┌──

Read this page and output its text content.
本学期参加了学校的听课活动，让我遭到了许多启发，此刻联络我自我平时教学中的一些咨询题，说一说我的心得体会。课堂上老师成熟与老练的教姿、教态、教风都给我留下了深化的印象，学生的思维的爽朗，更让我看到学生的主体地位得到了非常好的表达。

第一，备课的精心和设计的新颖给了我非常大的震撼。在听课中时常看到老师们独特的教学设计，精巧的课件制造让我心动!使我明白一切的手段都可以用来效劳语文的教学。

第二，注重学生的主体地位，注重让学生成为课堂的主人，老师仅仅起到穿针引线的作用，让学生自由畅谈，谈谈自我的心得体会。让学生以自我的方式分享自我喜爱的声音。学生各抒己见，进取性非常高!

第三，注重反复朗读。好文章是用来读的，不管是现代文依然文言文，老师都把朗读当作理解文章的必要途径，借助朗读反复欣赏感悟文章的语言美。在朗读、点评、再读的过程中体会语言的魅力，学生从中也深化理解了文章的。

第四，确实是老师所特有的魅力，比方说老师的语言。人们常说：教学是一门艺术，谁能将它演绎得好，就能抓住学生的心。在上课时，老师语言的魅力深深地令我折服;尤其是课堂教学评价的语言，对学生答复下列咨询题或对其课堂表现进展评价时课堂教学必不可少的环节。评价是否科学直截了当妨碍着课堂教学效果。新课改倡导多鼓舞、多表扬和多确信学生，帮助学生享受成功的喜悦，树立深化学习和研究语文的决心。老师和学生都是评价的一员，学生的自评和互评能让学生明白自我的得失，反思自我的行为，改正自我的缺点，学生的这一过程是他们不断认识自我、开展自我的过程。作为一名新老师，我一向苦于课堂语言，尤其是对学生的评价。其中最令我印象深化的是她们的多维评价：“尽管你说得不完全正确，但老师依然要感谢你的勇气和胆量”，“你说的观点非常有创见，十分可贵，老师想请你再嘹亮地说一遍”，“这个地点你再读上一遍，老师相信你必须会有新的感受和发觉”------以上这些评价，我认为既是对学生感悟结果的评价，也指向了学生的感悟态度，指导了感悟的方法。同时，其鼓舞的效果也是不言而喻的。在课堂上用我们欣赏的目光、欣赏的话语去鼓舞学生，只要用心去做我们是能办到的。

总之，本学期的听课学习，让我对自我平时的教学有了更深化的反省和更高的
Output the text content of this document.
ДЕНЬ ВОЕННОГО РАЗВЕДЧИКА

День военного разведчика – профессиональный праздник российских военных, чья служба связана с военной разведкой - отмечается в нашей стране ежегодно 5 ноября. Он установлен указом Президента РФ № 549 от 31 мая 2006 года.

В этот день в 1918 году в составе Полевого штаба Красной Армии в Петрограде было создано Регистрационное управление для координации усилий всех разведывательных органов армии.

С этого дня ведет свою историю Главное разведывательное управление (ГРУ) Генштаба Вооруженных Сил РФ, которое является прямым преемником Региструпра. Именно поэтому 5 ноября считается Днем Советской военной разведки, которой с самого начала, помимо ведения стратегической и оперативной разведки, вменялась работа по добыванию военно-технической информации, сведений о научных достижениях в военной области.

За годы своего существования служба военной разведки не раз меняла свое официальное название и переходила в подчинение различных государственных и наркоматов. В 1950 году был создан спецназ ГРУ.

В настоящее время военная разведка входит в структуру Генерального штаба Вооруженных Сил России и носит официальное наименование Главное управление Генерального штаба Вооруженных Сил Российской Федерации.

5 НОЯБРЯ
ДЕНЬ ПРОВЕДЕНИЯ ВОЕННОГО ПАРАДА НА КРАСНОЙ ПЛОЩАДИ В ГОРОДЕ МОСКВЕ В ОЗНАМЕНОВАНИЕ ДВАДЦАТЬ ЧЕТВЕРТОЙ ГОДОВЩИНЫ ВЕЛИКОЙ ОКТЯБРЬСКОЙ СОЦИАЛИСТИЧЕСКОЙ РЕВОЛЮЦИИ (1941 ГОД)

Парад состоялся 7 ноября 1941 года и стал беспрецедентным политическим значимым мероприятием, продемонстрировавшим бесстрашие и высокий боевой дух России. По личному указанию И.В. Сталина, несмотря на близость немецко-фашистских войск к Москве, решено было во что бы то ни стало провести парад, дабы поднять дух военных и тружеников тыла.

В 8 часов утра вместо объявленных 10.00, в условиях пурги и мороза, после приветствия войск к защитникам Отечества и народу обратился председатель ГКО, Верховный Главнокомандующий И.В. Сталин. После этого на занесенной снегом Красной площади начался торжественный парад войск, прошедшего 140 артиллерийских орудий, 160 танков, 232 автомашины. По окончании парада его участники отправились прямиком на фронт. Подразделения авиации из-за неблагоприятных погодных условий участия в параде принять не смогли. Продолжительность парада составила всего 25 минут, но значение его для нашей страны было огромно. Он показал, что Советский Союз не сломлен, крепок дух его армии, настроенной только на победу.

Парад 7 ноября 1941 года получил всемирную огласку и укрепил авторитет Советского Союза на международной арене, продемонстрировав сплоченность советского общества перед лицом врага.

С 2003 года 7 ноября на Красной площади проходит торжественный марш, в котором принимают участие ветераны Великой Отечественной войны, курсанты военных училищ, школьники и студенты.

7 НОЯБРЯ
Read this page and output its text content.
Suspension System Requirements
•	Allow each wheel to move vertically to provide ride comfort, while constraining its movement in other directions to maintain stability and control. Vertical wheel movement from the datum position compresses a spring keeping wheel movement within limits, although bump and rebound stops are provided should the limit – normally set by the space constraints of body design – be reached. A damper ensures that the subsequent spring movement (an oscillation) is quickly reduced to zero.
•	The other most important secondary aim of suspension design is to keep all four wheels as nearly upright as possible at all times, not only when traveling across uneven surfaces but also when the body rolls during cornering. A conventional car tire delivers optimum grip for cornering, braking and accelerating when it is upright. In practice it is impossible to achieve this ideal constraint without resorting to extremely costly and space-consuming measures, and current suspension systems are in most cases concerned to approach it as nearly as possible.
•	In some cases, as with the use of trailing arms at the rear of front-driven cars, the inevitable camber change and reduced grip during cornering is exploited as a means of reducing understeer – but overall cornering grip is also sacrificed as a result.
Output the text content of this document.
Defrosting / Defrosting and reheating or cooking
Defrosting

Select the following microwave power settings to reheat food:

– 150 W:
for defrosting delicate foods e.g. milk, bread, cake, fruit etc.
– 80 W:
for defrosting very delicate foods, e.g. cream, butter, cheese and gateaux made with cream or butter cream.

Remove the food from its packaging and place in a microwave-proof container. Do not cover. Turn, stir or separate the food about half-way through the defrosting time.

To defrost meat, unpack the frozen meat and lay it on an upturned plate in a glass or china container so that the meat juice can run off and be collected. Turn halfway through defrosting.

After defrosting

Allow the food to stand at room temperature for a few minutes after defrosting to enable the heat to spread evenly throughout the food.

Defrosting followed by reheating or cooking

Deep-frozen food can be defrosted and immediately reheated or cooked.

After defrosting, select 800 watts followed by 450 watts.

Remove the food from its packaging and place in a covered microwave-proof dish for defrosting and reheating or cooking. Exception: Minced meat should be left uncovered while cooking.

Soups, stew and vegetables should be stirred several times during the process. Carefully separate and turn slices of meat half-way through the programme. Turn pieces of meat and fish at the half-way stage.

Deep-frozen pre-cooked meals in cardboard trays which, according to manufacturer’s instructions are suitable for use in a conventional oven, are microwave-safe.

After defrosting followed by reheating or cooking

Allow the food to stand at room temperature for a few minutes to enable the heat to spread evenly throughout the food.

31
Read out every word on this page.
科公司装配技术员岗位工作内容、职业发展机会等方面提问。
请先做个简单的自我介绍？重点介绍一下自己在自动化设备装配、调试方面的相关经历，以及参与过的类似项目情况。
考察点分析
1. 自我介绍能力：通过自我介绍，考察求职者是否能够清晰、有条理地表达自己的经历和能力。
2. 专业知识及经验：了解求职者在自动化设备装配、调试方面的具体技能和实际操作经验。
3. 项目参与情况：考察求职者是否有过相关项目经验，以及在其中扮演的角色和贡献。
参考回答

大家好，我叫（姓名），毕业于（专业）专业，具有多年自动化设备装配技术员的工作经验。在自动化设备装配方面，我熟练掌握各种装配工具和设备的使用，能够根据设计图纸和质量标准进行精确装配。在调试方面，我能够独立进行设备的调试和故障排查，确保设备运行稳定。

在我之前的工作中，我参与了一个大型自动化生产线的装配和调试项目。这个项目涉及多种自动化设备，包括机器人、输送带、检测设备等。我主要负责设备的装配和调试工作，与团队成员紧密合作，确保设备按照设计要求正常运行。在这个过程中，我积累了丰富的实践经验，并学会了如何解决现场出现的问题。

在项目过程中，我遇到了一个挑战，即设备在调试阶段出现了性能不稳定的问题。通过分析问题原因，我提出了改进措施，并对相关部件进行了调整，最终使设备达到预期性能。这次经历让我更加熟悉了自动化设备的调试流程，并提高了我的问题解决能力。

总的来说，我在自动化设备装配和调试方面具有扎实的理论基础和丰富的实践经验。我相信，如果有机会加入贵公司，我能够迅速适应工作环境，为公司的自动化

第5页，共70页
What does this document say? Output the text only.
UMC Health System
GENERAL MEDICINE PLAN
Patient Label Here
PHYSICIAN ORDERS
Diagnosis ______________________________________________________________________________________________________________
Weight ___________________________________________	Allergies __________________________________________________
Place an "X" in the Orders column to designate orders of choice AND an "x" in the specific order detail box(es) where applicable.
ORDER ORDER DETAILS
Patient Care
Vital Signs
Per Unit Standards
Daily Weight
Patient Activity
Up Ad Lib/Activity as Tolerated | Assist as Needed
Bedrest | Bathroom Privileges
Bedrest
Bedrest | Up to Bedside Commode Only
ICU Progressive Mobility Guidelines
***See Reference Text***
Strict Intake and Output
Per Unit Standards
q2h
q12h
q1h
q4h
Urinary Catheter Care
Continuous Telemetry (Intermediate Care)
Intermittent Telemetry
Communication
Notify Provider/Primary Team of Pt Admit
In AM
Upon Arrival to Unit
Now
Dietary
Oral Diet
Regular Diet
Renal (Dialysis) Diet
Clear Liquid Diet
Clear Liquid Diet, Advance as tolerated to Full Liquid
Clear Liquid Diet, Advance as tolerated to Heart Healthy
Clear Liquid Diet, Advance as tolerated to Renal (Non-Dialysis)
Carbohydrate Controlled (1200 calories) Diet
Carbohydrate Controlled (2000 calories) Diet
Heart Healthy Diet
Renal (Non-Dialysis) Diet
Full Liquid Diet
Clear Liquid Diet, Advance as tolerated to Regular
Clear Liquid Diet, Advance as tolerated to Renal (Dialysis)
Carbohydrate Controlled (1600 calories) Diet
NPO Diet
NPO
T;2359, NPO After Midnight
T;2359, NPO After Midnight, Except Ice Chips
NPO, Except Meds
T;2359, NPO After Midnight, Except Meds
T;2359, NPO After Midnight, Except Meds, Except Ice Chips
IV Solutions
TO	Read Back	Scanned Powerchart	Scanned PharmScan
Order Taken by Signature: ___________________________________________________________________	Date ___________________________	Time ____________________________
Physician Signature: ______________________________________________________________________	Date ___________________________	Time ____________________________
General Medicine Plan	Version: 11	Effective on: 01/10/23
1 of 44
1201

└──

Track down every line of the material containing the string "cooking", and copy it.

Defrosting / Defrosting and reheating or cooking
Defrosting followed by reheating or cooking
Remove the food from its packaging and place in a covered microwave-proof dish for defrosting and reheating or cooking. Exception: Minced meat should be left uncovered while cooking.
After defrosting followed by reheating or cooking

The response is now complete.